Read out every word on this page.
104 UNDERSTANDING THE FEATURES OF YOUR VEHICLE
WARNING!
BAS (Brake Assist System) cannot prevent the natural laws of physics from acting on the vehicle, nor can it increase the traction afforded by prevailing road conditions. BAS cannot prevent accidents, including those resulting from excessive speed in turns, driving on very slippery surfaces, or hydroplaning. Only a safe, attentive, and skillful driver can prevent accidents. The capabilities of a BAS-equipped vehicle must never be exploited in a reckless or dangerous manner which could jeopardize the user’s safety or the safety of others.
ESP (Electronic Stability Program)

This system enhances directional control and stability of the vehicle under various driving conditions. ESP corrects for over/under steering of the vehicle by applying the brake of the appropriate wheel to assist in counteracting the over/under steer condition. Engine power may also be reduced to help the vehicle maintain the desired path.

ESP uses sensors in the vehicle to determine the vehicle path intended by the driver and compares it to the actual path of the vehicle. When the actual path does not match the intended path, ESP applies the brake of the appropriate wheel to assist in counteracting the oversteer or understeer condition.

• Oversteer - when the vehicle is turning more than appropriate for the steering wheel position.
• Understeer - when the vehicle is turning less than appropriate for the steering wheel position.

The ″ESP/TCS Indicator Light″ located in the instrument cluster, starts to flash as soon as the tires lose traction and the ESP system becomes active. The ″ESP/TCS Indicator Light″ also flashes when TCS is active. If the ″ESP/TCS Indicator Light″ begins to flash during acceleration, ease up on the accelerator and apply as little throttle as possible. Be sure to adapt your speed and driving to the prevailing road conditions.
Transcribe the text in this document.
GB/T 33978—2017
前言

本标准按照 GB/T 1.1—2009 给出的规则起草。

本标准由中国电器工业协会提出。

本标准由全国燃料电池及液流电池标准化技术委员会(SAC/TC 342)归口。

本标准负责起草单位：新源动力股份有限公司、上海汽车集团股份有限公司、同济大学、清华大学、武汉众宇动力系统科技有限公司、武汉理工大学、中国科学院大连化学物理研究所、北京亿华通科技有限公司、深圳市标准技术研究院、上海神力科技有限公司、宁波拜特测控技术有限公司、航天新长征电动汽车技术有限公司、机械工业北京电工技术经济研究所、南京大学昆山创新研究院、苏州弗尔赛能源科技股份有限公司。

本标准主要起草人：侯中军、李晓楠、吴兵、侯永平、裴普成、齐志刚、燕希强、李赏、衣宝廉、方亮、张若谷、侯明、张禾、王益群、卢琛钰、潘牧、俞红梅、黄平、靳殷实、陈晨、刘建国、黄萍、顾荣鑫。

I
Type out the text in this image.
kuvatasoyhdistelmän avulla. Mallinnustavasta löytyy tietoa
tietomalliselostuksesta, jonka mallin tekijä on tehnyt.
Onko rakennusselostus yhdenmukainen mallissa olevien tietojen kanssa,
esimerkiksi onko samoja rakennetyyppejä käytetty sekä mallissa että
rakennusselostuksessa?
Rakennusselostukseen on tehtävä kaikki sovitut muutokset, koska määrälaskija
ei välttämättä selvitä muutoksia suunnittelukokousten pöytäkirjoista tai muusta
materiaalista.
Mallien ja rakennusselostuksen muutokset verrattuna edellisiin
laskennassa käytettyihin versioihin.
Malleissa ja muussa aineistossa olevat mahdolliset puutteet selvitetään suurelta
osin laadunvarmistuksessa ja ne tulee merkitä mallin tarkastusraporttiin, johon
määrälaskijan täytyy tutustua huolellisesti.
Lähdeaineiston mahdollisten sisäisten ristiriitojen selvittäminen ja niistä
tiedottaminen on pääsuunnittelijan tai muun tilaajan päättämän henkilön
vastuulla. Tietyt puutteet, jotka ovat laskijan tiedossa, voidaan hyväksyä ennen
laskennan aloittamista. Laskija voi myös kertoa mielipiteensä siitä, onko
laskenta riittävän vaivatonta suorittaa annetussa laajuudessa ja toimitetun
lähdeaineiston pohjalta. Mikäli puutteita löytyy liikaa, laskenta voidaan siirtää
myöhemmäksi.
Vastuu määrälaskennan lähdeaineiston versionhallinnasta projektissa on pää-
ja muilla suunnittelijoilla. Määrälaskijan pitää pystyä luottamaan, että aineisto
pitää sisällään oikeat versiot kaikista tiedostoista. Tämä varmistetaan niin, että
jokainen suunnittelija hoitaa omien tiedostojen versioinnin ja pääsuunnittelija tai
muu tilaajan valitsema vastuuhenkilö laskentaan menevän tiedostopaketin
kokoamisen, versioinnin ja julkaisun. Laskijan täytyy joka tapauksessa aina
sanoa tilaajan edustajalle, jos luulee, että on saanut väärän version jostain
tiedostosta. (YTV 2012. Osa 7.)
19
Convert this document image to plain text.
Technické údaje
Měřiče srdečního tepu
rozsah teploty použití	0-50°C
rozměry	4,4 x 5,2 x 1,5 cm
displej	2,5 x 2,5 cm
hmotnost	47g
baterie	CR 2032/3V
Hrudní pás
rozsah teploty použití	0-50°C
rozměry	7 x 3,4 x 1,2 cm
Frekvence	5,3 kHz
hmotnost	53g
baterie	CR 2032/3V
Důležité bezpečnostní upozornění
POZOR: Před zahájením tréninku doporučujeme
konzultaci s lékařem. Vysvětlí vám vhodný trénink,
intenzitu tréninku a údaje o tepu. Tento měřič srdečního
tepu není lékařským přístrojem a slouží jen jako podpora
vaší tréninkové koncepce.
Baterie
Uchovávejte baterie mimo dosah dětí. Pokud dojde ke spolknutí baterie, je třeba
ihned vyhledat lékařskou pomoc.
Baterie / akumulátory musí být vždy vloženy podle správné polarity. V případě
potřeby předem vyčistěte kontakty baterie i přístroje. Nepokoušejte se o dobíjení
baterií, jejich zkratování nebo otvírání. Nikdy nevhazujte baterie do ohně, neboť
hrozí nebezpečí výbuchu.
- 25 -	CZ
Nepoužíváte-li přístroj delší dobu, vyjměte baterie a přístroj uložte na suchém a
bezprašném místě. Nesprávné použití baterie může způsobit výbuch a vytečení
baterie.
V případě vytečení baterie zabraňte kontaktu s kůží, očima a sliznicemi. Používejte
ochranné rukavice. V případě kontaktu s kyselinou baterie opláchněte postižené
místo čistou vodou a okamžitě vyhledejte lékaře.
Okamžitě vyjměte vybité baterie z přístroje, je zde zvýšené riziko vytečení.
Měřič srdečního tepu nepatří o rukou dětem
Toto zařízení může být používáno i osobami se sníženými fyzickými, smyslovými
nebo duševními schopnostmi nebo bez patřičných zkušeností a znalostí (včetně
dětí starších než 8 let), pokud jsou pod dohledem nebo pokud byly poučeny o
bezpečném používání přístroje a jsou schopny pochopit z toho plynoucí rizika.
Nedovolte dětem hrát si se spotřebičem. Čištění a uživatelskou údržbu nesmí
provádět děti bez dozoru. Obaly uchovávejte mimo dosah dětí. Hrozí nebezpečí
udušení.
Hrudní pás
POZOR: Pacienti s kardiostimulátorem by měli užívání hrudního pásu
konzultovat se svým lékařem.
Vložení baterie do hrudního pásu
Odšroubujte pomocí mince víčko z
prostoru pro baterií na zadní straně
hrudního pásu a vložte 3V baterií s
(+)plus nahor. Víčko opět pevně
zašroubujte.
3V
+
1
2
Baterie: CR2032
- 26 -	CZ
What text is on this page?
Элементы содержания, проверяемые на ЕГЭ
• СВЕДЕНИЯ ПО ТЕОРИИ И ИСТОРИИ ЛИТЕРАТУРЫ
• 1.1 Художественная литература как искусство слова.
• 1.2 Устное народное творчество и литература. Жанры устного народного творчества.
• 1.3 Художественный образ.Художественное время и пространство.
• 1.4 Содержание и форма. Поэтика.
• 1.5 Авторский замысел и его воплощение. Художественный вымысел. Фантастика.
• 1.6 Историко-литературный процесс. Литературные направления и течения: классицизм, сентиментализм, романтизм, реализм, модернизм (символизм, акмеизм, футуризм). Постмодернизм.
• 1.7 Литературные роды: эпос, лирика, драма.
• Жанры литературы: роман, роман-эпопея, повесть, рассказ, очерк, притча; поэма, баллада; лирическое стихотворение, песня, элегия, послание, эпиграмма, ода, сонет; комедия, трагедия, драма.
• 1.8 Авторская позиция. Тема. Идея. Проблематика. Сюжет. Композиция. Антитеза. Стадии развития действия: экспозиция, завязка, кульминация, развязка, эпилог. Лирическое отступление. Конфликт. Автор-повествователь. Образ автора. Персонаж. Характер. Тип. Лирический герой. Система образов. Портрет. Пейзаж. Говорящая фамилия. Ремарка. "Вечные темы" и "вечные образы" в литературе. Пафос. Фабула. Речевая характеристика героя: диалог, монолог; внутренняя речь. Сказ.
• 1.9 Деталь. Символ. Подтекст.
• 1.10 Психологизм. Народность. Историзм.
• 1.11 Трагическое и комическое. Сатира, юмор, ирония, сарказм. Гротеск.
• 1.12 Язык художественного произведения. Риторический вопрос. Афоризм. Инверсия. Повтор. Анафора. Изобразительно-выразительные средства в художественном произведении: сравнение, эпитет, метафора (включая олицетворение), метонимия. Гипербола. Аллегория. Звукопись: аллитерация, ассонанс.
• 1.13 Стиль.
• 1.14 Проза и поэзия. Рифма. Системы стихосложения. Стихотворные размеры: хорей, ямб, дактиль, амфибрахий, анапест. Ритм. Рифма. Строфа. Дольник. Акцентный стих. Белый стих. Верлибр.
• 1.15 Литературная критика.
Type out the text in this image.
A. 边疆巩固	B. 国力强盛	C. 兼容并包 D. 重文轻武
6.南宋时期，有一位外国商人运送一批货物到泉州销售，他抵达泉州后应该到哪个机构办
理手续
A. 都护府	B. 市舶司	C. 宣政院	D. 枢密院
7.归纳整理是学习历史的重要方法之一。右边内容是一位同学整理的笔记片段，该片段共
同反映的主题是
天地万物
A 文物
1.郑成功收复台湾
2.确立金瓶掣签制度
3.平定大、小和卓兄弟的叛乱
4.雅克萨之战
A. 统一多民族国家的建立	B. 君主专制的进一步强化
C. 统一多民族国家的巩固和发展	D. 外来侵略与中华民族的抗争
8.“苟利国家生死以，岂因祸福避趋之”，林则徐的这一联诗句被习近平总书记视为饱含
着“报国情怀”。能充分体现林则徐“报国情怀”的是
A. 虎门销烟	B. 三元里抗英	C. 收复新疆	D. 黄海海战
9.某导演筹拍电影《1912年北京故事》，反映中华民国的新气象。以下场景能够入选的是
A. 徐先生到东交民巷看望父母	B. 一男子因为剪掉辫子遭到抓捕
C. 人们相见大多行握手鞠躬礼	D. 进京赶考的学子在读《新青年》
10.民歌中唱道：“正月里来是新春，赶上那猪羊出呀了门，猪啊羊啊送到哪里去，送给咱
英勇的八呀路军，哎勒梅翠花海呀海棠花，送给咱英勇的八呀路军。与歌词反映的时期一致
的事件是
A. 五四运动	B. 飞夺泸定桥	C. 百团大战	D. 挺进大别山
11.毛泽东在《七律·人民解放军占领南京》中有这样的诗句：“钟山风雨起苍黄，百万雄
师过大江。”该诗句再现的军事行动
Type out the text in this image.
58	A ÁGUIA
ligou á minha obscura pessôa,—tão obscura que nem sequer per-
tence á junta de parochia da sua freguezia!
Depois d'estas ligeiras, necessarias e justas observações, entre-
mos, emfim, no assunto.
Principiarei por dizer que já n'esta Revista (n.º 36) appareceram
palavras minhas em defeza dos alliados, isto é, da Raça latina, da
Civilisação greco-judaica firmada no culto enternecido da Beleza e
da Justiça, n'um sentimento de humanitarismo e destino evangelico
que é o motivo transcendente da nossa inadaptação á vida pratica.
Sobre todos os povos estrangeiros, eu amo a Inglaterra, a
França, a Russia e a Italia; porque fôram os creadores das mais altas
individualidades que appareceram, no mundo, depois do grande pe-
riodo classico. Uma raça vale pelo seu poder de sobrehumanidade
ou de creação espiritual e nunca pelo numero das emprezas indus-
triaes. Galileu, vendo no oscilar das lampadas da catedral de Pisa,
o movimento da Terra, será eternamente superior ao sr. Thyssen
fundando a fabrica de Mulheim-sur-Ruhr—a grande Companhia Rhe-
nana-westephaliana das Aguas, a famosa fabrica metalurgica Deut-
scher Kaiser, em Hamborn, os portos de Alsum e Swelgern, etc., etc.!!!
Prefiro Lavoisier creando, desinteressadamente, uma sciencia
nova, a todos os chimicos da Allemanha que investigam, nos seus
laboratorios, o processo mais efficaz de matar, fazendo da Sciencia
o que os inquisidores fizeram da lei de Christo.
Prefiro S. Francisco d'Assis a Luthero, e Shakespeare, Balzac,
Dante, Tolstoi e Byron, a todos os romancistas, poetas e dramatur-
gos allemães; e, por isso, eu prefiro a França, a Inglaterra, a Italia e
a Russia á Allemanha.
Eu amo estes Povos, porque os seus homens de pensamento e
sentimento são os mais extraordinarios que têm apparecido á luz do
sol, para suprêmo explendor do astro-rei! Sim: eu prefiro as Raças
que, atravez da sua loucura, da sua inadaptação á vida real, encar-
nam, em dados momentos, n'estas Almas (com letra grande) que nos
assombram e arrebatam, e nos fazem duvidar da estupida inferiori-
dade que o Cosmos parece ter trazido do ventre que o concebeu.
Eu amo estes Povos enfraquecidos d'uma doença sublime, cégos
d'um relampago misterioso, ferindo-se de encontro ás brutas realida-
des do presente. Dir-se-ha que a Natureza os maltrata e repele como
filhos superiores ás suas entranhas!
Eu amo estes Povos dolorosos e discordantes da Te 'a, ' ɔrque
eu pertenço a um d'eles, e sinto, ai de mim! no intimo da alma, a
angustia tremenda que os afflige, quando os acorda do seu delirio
::::
• EXERCISE PROMPT: From the entries above, select each line containing the string "údaje".

• ANSWER FOR THE TASK:
Technické údaje
intenzitu tréninku a údaje o tepu. Tento měřič srdečního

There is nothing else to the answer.